AVAILABLE DATA:
* * * * *

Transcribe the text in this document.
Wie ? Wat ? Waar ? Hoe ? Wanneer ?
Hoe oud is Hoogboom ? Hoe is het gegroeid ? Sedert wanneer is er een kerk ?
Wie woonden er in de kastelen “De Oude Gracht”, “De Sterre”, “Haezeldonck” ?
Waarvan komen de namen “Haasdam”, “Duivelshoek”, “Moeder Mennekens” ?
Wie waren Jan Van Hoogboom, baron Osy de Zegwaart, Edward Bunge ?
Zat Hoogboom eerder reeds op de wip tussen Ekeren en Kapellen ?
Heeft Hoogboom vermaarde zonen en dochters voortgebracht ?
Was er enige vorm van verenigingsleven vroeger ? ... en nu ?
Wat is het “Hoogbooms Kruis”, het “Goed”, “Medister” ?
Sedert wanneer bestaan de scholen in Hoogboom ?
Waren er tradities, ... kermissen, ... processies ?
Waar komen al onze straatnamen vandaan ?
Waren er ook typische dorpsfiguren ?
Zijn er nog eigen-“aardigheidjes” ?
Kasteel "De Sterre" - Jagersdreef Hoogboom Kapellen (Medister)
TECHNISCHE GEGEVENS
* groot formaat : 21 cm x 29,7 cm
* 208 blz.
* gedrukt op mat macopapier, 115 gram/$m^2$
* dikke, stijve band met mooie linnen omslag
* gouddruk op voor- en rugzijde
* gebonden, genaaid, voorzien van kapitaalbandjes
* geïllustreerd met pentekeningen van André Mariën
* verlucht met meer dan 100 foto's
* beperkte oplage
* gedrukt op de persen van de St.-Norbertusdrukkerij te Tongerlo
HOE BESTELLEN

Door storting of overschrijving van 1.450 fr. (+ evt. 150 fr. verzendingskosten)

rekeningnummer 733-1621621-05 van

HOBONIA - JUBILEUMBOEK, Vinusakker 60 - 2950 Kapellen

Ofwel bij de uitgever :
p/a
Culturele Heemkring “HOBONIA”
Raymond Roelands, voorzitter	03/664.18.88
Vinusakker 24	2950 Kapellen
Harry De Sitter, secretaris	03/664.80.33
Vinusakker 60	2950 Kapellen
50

* * * * *

Every line holding "Sedert" should be copied out.

Hoe oud is Hoogboom ? Hoe is het gegroeid ? Sedert wanneer is er een kerk ?
Sedert wanneer bestaan de scholen in Hoogboom ?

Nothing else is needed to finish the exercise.